Supplied material:
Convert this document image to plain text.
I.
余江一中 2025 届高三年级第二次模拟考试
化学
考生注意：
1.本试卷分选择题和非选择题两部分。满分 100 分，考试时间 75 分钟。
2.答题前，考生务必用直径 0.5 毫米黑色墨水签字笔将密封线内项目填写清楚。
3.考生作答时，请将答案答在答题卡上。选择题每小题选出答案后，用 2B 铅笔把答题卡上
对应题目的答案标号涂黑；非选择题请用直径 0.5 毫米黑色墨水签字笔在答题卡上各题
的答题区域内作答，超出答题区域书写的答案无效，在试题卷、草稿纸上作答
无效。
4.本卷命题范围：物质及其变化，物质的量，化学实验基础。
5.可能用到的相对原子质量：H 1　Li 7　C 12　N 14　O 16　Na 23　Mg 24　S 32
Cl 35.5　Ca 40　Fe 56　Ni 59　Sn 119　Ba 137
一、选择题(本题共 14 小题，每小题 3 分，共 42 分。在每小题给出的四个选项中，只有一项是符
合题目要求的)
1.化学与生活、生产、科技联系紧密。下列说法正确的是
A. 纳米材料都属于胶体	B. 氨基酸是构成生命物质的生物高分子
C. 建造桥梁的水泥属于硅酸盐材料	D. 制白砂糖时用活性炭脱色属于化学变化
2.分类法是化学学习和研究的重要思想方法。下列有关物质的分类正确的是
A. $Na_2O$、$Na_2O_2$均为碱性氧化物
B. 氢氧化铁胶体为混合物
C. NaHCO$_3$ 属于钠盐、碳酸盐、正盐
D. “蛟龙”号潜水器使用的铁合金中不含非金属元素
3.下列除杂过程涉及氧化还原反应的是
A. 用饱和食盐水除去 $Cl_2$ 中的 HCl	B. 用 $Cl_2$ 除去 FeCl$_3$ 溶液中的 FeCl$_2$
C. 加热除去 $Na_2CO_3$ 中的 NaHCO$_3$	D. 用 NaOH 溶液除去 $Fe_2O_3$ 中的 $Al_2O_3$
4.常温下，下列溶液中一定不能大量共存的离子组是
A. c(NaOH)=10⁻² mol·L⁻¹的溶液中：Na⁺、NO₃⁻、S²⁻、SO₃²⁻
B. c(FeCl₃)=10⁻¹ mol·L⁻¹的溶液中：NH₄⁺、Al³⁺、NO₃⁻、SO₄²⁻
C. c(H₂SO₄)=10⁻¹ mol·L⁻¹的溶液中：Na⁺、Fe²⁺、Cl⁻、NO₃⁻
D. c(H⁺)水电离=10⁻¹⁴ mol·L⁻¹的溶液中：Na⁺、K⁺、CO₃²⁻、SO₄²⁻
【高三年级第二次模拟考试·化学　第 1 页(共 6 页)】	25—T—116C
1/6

Job: Extract all lines of the records above that include "¹的溶液中".

The result:
A. c(NaOH)=10⁻² mol·L⁻¹的溶液中：Na⁺、NO₃⁻、S²⁻、SO₃²⁻
B. c(FeCl₃)=10⁻¹ mol·L⁻¹的溶液中：NH₄⁺、Al³⁺、NO₃⁻、SO₄²⁻
C. c(H₂SO₄)=10⁻¹ mol·L⁻¹的溶液中：Na⁺、Fe²⁺、Cl⁻、NO₃⁻
D. c(H⁺)水电离=10⁻¹⁴ mol·L⁻¹的溶液中：Na⁺、K⁺、CO₃²⁻、SO₄²⁻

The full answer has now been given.